■ **Dataset extract**:
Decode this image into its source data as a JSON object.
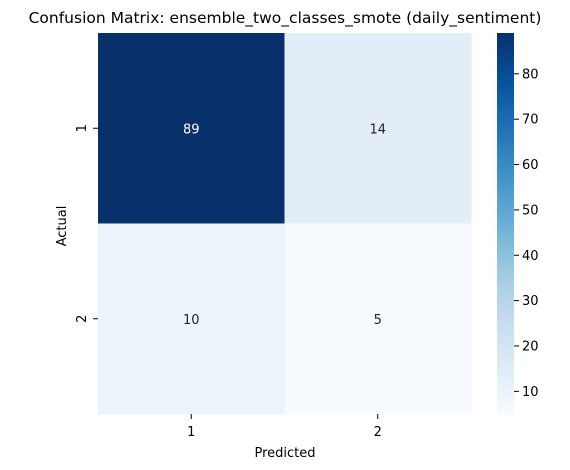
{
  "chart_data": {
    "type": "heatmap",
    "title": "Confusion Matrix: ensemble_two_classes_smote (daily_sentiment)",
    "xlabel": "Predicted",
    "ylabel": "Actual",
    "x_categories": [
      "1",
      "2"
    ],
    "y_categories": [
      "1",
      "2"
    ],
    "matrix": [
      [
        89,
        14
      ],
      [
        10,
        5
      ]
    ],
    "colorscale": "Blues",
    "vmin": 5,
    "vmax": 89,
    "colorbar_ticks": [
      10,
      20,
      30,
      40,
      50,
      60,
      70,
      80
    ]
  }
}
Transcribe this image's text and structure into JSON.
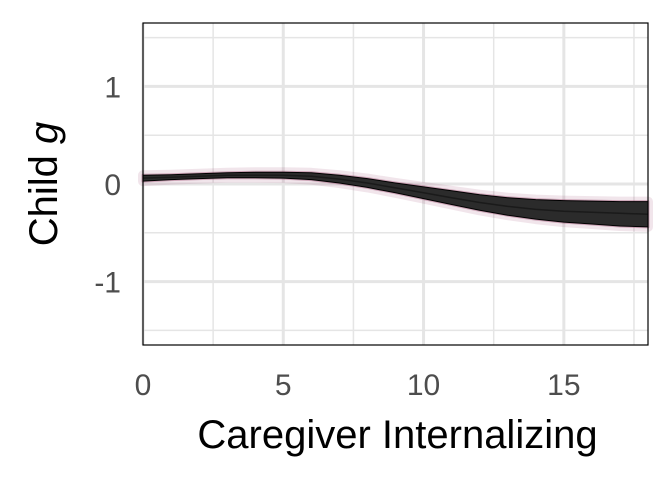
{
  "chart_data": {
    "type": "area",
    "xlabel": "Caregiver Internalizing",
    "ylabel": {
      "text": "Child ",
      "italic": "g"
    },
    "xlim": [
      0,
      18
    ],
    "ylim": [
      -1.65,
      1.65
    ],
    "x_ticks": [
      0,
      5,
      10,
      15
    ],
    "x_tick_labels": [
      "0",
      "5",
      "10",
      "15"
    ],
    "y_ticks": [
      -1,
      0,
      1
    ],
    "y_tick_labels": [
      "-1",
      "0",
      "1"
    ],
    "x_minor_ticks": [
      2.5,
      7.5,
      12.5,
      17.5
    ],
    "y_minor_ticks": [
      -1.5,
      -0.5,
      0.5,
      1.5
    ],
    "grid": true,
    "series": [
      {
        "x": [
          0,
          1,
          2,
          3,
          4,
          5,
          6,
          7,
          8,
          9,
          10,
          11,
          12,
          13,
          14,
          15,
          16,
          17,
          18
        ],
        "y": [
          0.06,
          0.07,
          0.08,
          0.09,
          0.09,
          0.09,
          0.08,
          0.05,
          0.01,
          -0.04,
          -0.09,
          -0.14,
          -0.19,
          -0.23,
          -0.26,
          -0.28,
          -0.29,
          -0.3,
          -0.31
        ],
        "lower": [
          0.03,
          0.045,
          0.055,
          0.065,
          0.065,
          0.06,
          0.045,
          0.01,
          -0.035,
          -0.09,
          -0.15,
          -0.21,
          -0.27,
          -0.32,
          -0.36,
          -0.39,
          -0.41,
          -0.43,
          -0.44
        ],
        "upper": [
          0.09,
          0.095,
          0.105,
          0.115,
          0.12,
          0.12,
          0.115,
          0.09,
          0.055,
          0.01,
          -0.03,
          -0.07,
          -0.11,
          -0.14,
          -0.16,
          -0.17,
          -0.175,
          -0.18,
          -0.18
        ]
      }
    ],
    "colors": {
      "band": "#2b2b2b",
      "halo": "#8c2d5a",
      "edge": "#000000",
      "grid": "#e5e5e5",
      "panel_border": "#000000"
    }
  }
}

■ **To do**: Copy out every line in the listing where the word "xlabel" appears.

■ **Exercise output**:
    "xlabel": "Predicted",
    "xlabel": "Caregiver Internalizing",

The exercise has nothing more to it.